◆ Data rows:
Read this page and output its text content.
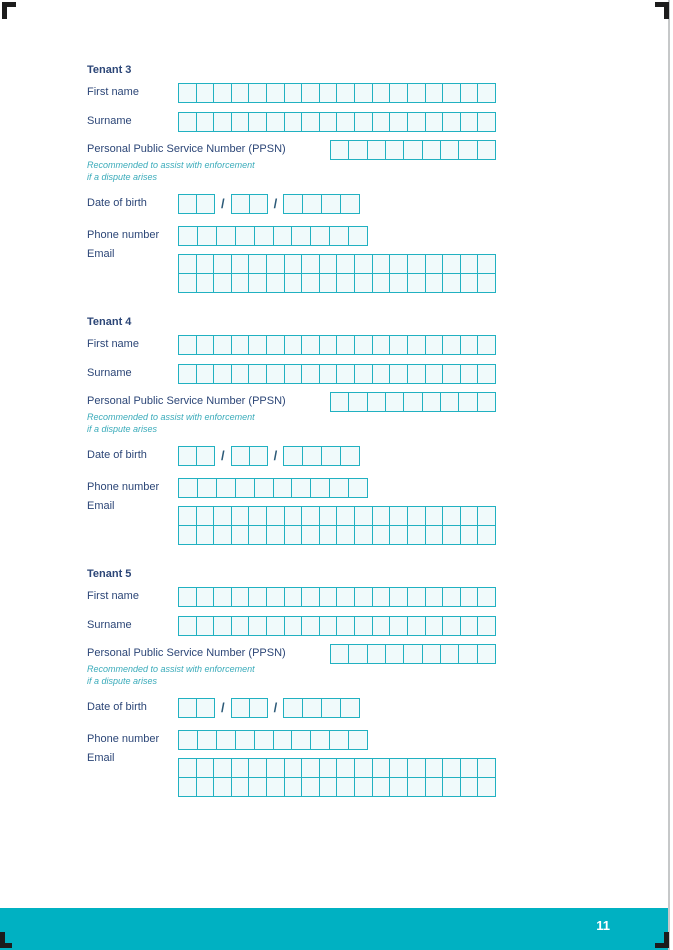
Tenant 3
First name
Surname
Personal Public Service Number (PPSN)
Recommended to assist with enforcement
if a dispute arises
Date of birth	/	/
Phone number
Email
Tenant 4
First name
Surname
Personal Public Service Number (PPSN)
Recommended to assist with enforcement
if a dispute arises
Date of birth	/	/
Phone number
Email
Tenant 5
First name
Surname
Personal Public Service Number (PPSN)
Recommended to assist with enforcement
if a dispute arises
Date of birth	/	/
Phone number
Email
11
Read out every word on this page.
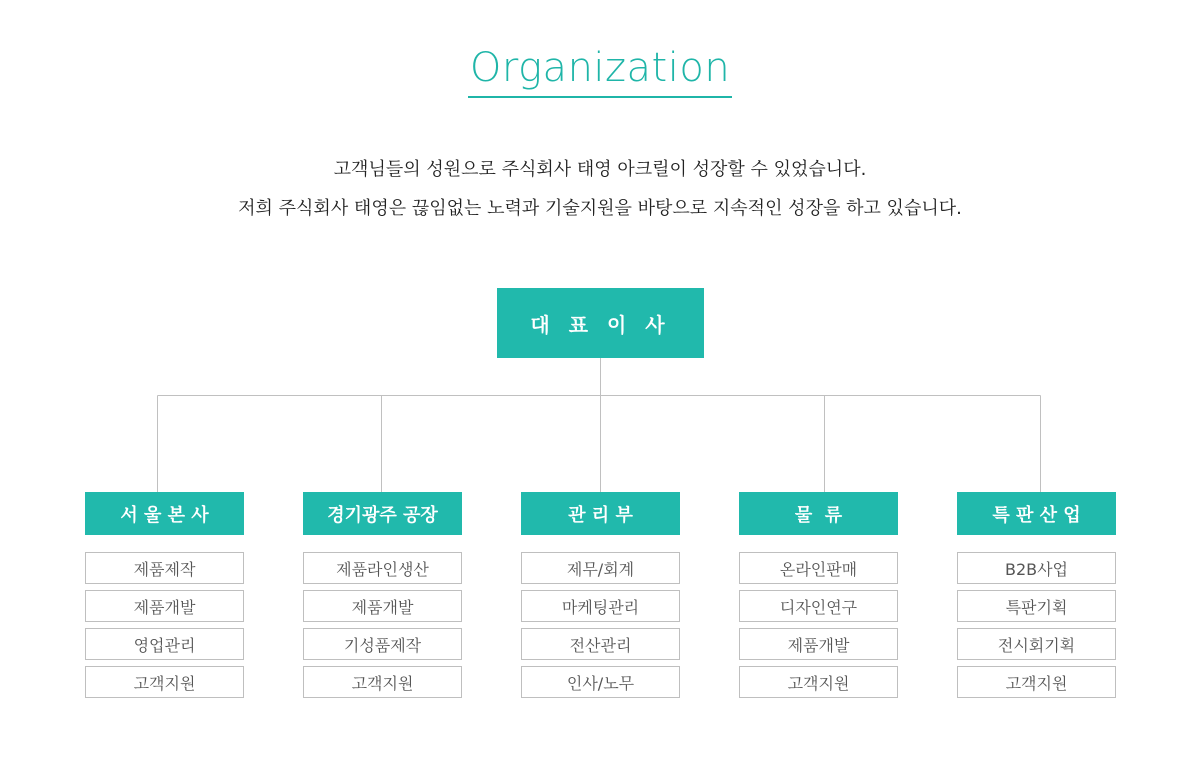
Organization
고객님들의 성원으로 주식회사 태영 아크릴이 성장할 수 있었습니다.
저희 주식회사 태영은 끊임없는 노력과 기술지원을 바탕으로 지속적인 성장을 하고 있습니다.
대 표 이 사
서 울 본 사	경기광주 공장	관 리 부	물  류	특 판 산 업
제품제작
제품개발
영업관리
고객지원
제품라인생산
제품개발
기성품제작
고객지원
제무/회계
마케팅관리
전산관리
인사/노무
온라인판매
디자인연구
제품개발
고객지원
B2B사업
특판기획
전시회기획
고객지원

◆ Challenge: Ignore the images and quote every line of the listing exactly.

◆ Response to the exercise:
Read this page and output its text content.
Tenant 3
First name
Surname
Personal Public Service Number (PPSN)
Recommended to assist with enforcement
if a dispute arises
Date of birth	/	/
Phone number
Email
Tenant 4
First name
Surname
Personal Public Service Number (PPSN)
Recommended to assist with enforcement
if a dispute arises
Date of birth	/	/
Phone number
Email
Tenant 5
First name
Surname
Personal Public Service Number (PPSN)
Recommended to assist with enforcement
if a dispute arises
Date of birth	/	/
Phone number
Email
11
Read out every word on this page.
Organization
고객님들의 성원으로 주식회사 태영 아크릴이 성장할 수 있었습니다.
저희 주식회사 태영은 끊임없는 노력과 기술지원을 바탕으로 지속적인 성장을 하고 있습니다.
대 표 이 사
서 울 본 사	경기광주 공장	관 리 부	물  류	특 판 산 업
제품제작
제품개발
영업관리
고객지원
제품라인생산
제품개발
기성품제작
고객지원
제무/회계
마케팅관리
전산관리
인사/노무
온라인판매
디자인연구
제품개발
고객지원
B2B사업
특판기획
전시회기획
고객지원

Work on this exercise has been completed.